■ **SHORT EXERCISE**
Copy the data below exactly.

***** DATA SUPPLIED *****

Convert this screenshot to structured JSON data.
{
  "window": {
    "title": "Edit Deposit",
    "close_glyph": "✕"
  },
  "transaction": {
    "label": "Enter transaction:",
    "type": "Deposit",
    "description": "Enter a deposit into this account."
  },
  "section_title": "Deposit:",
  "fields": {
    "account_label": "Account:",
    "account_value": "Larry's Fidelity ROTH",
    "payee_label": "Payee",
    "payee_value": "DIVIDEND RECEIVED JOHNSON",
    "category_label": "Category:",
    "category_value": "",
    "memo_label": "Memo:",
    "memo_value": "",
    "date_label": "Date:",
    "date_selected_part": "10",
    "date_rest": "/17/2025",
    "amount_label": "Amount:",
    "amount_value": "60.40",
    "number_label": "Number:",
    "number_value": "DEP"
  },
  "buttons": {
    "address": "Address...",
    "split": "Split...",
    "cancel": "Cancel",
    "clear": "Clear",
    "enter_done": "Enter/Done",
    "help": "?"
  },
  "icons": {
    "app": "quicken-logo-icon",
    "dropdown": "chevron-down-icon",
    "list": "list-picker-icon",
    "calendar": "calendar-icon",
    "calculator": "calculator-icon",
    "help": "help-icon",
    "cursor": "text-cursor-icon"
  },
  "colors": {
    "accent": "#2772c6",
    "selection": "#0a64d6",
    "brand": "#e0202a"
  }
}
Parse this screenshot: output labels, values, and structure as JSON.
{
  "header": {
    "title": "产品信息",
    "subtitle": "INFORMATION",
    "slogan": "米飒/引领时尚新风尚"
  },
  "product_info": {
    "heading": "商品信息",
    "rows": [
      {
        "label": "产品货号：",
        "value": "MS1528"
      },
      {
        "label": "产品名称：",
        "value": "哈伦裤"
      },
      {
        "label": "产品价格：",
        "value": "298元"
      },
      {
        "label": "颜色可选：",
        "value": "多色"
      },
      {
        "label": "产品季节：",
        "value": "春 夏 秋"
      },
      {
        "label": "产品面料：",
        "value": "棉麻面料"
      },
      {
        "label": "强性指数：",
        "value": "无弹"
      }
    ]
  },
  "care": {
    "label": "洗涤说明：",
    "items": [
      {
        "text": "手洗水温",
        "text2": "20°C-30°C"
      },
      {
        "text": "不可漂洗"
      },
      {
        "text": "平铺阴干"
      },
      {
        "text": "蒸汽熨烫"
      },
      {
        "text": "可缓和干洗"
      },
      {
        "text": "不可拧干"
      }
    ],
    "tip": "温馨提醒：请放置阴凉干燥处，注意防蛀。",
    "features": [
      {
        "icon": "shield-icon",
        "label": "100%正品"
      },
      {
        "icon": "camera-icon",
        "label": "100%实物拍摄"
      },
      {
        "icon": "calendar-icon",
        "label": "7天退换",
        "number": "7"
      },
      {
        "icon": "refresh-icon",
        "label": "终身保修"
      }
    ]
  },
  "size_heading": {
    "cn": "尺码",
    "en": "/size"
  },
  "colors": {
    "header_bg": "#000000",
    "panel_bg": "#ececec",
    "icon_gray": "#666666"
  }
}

*****

■ **EXERCISE OUTPUT**
Convert this screenshot to structured JSON data.
{
  "window": {
    "title": "Edit Deposit",
    "close_glyph": "✕"
  },
  "transaction": {
    "label": "Enter transaction:",
    "type": "Deposit",
    "description": "Enter a deposit into this account."
  },
  "section_title": "Deposit:",
  "fields": {
    "account_label": "Account:",
    "account_value": "Larry's Fidelity ROTH",
    "payee_label": "Payee",
    "payee_value": "DIVIDEND RECEIVED JOHNSON",
    "category_label": "Category:",
    "category_value": "",
    "memo_label": "Memo:",
    "memo_value": "",
    "date_label": "Date:",
    "date_selected_part": "10",
    "date_rest": "/17/2025",
    "amount_label": "Amount:",
    "amount_value": "60.40",
    "number_label": "Number:",
    "number_value": "DEP"
  },
  "buttons": {
    "address": "Address...",
    "split": "Split...",
    "cancel": "Cancel",
    "clear": "Clear",
    "enter_done": "Enter/Done",
    "help": "?"
  },
  "icons": {
    "app": "quicken-logo-icon",
    "dropdown": "chevron-down-icon",
    "list": "list-picker-icon",
    "calendar": "calendar-icon",
    "calculator": "calculator-icon",
    "help": "help-icon",
    "cursor": "text-cursor-icon"
  },
  "colors": {
    "accent": "#2772c6",
    "selection": "#0a64d6",
    "brand": "#e0202a"
  }
}
Parse this screenshot: output labels, values, and structure as JSON.
{
  "header": {
    "title": "产品信息",
    "subtitle": "INFORMATION",
    "slogan": "米飒/引领时尚新风尚"
  },
  "product_info": {
    "heading": "商品信息",
    "rows": [
      {
        "label": "产品货号：",
        "value": "MS1528"
      },
      {
        "label": "产品名称：",
        "value": "哈伦裤"
      },
      {
        "label": "产品价格：",
        "value": "298元"
      },
      {
        "label": "颜色可选：",
        "value": "多色"
      },
      {
        "label": "产品季节：",
        "value": "春 夏 秋"
      },
      {
        "label": "产品面料：",
        "value": "棉麻面料"
      },
      {
        "label": "强性指数：",
        "value": "无弹"
      }
    ]
  },
  "care": {
    "label": "洗涤说明：",
    "items": [
      {
        "text": "手洗水温",
        "text2": "20°C-30°C"
      },
      {
        "text": "不可漂洗"
      },
      {
        "text": "平铺阴干"
      },
      {
        "text": "蒸汽熨烫"
      },
      {
        "text": "可缓和干洗"
      },
      {
        "text": "不可拧干"
      }
    ],
    "tip": "温馨提醒：请放置阴凉干燥处，注意防蛀。",
    "features": [
      {
        "icon": "shield-icon",
        "label": "100%正品"
      },
      {
        "icon": "camera-icon",
        "label": "100%实物拍摄"
      },
      {
        "icon": "calendar-icon",
        "label": "7天退换",
        "number": "7"
      },
      {
        "icon": "refresh-icon",
        "label": "终身保修"
      }
    ]
  },
  "size_heading": {
    "cn": "尺码",
    "en": "/size"
  },
  "colors": {
    "header_bg": "#000000",
    "panel_bg": "#ececec",
    "icon_gray": "#666666"
  }
}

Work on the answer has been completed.